Data entries
━━━━━━━━
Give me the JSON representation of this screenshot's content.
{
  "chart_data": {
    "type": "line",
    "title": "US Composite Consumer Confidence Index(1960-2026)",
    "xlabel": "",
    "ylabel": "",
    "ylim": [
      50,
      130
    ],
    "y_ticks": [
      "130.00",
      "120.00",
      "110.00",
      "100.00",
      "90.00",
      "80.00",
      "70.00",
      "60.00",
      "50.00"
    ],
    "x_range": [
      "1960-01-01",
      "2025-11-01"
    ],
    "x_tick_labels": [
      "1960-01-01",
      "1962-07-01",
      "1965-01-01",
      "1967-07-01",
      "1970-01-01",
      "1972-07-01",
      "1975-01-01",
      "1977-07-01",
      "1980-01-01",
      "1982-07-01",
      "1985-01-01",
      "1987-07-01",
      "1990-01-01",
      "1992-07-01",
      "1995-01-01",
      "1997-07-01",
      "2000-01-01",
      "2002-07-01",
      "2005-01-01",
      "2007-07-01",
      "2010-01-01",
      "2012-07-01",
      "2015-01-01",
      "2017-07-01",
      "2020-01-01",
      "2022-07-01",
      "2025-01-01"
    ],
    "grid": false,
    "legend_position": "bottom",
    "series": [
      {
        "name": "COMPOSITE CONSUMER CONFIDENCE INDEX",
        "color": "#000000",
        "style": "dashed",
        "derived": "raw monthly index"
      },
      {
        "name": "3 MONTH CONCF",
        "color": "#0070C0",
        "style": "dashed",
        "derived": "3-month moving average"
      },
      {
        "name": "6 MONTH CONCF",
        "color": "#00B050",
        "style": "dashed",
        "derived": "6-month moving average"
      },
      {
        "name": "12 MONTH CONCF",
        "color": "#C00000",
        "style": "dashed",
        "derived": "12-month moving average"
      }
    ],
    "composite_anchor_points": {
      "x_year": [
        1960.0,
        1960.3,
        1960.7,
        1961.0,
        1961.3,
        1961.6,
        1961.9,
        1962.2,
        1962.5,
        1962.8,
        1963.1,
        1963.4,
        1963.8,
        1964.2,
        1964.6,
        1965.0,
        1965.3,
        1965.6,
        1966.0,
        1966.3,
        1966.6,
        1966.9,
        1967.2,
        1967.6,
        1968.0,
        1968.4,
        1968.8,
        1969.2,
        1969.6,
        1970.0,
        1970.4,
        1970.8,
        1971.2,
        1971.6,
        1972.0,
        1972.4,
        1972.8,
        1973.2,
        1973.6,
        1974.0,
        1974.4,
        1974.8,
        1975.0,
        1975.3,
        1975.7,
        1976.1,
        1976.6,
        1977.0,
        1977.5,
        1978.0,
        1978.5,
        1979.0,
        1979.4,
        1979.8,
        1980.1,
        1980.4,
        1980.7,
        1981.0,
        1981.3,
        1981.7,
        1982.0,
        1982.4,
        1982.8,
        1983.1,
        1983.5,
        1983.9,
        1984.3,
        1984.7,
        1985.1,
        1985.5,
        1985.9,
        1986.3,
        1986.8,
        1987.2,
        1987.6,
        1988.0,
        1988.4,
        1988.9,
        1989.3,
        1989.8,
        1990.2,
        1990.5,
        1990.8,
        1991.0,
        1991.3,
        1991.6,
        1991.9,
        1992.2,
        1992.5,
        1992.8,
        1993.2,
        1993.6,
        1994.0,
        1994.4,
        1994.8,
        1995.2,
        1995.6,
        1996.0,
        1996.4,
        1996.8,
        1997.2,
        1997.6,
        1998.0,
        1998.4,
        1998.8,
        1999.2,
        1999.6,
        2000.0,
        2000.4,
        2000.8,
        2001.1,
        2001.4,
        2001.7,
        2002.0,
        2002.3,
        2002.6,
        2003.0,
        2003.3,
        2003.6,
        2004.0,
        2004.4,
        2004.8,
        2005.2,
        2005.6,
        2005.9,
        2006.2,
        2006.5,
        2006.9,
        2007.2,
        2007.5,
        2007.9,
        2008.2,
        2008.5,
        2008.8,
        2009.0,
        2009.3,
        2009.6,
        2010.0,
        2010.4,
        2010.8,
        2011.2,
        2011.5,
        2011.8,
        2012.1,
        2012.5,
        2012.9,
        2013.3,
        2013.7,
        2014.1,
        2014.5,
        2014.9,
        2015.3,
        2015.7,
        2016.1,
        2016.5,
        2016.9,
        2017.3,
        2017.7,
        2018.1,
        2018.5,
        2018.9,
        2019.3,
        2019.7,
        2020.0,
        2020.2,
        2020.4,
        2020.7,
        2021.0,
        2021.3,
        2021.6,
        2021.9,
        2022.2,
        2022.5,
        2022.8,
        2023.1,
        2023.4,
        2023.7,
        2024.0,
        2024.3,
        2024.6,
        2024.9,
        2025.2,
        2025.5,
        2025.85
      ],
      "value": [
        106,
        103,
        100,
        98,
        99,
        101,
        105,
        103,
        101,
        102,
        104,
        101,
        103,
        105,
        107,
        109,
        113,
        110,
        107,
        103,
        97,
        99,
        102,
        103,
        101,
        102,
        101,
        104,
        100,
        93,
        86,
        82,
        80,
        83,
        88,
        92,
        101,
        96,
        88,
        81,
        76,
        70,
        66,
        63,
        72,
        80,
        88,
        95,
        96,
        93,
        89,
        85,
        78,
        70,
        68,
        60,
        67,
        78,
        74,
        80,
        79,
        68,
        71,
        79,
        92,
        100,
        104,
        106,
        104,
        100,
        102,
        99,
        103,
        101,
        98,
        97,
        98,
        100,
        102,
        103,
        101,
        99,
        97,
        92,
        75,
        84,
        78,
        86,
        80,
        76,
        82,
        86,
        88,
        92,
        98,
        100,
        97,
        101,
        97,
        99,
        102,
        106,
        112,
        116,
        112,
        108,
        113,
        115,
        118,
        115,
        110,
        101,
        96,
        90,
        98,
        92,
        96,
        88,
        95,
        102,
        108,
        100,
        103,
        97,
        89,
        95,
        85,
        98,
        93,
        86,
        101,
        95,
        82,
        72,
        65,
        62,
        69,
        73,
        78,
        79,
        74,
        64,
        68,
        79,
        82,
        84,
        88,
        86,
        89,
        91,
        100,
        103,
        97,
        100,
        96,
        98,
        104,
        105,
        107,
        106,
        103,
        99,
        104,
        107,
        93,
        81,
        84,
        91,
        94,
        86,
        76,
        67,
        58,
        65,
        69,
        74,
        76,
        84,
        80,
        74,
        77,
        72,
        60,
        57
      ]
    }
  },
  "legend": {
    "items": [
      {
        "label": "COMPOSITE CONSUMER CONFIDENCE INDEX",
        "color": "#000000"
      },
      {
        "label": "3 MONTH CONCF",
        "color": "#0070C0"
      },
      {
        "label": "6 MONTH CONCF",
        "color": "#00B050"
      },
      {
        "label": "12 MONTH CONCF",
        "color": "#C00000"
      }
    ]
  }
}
━━━━━━━━
● SET EXERCISE: Print every record above exactly as written.

● EXERCISE RESULT:
Give me the JSON representation of this screenshot's content.
{
  "chart_data": {
    "type": "line",
    "title": "US Composite Consumer Confidence Index(1960-2026)",
    "xlabel": "",
    "ylabel": "",
    "ylim": [
      50,
      130
    ],
    "y_ticks": [
      "130.00",
      "120.00",
      "110.00",
      "100.00",
      "90.00",
      "80.00",
      "70.00",
      "60.00",
      "50.00"
    ],
    "x_range": [
      "1960-01-01",
      "2025-11-01"
    ],
    "x_tick_labels": [
      "1960-01-01",
      "1962-07-01",
      "1965-01-01",
      "1967-07-01",
      "1970-01-01",
      "1972-07-01",
      "1975-01-01",
      "1977-07-01",
      "1980-01-01",
      "1982-07-01",
      "1985-01-01",
      "1987-07-01",
      "1990-01-01",
      "1992-07-01",
      "1995-01-01",
      "1997-07-01",
      "2000-01-01",
      "2002-07-01",
      "2005-01-01",
      "2007-07-01",
      "2010-01-01",
      "2012-07-01",
      "2015-01-01",
      "2017-07-01",
      "2020-01-01",
      "2022-07-01",
      "2025-01-01"
    ],
    "grid": false,
    "legend_position": "bottom",
    "series": [
      {
        "name": "COMPOSITE CONSUMER CONFIDENCE INDEX",
        "color": "#000000",
        "style": "dashed",
        "derived": "raw monthly index"
      },
      {
        "name": "3 MONTH CONCF",
        "color": "#0070C0",
        "style": "dashed",
        "derived": "3-month moving average"
      },
      {
        "name": "6 MONTH CONCF",
        "color": "#00B050",
        "style": "dashed",
        "derived": "6-month moving average"
      },
      {
        "name": "12 MONTH CONCF",
        "color": "#C00000",
        "style": "dashed",
        "derived": "12-month moving average"
      }
    ],
    "composite_anchor_points": {
      "x_year": [
        1960.0,
        1960.3,
        1960.7,
        1961.0,
        1961.3,
        1961.6,
        1961.9,
        1962.2,
        1962.5,
        1962.8,
        1963.1,
        1963.4,
        1963.8,
        1964.2,
        1964.6,
        1965.0,
        1965.3,
        1965.6,
        1966.0,
        1966.3,
        1966.6,
        1966.9,
        1967.2,
        1967.6,
        1968.0,
        1968.4,
        1968.8,
        1969.2,
        1969.6,
        1970.0,
        1970.4,
        1970.8,
        1971.2,
        1971.6,
        1972.0,
        1972.4,
        1972.8,
        1973.2,
        1973.6,
        1974.0,
        1974.4,
        1974.8,
        1975.0,
        1975.3,
        1975.7,
        1976.1,
        1976.6,
        1977.0,
        1977.5,
        1978.0,
        1978.5,
        1979.0,
        1979.4,
        1979.8,
        1980.1,
        1980.4,
        1980.7,
        1981.0,
        1981.3,
        1981.7,
        1982.0,
        1982.4,
        1982.8,
        1983.1,
        1983.5,
        1983.9,
        1984.3,
        1984.7,
        1985.1,
        1985.5,
        1985.9,
        1986.3,
        1986.8,
        1987.2,
        1987.6,
        1988.0,
        1988.4,
        1988.9,
        1989.3,
        1989.8,
        1990.2,
        1990.5,
        1990.8,
        1991.0,
        1991.3,
        1991.6,
        1991.9,
        1992.2,
        1992.5,
        1992.8,
        1993.2,
        1993.6,
        1994.0,
        1994.4,
        1994.8,
        1995.2,
        1995.6,
        1996.0,
        1996.4,
        1996.8,
        1997.2,
        1997.6,
        1998.0,
        1998.4,
        1998.8,
        1999.2,
        1999.6,
        2000.0,
        2000.4,
        2000.8,
        2001.1,
        2001.4,
        2001.7,
        2002.0,
        2002.3,
        2002.6,
        2003.0,
        2003.3,
        2003.6,
        2004.0,
        2004.4,
        2004.8,
        2005.2,
        2005.6,
        2005.9,
        2006.2,
        2006.5,
        2006.9,
        2007.2,
        2007.5,
        2007.9,
        2008.2,
        2008.5,
        2008.8,
        2009.0,
        2009.3,
        2009.6,
        2010.0,
        2010.4,
        2010.8,
        2011.2,
        2011.5,
        2011.8,
        2012.1,
        2012.5,
        2012.9,
        2013.3,
        2013.7,
        2014.1,
        2014.5,
        2014.9,
        2015.3,
        2015.7,
        2016.1,
        2016.5,
        2016.9,
        2017.3,
        2017.7,
        2018.1,
        2018.5,
        2018.9,
        2019.3,
        2019.7,
        2020.0,
        2020.2,
        2020.4,
        2020.7,
        2021.0,
        2021.3,
        2021.6,
        2021.9,
        2022.2,
        2022.5,
        2022.8,
        2023.1,
        2023.4,
        2023.7,
        2024.0,
        2024.3,
        2024.6,
        2024.9,
        2025.2,
        2025.5,
        2025.85
      ],
      "value": [
        106,
        103,
        100,
        98,
        99,
        101,
        105,
        103,
        101,
        102,
        104,
        101,
        103,
        105,
        107,
        109,
        113,
        110,
        107,
        103,
        97,
        99,
        102,
        103,
        101,
        102,
        101,
        104,
        100,
        93,
        86,
        82,
        80,
        83,
        88,
        92,
        101,
        96,
        88,
        81,
        76,
        70,
        66,
        63,
        72,
        80,
        88,
        95,
        96,
        93,
        89,
        85,
        78,
        70,
        68,
        60,
        67,
        78,
        74,
        80,
        79,
        68,
        71,
        79,
        92,
        100,
        104,
        106,
        104,
        100,
        102,
        99,
        103,
        101,
        98,
        97,
        98,
        100,
        102,
        103,
        101,
        99,
        97,
        92,
        75,
        84,
        78,
        86,
        80,
        76,
        82,
        86,
        88,
        92,
        98,
        100,
        97,
        101,
        97,
        99,
        102,
        106,
        112,
        116,
        112,
        108,
        113,
        115,
        118,
        115,
        110,
        101,
        96,
        90,
        98,
        92,
        96,
        88,
        95,
        102,
        108,
        100,
        103,
        97,
        89,
        95,
        85,
        98,
        93,
        86,
        101,
        95,
        82,
        72,
        65,
        62,
        69,
        73,
        78,
        79,
        74,
        64,
        68,
        79,
        82,
        84,
        88,
        86,
        89,
        91,
        100,
        103,
        97,
        100,
        96,
        98,
        104,
        105,
        107,
        106,
        103,
        99,
        104,
        107,
        93,
        81,
        84,
        91,
        94,
        86,
        76,
        67,
        58,
        65,
        69,
        74,
        76,
        84,
        80,
        74,
        77,
        72,
        60,
        57
      ]
    }
  },
  "legend": {
    "items": [
      {
        "label": "COMPOSITE CONSUMER CONFIDENCE INDEX",
        "color": "#000000"
      },
      {
        "label": "3 MONTH CONCF",
        "color": "#0070C0"
      },
      {
        "label": "6 MONTH CONCF",
        "color": "#00B050"
      },
      {
        "label": "12 MONTH CONCF",
        "color": "#C00000"
      }
    ]
  }
}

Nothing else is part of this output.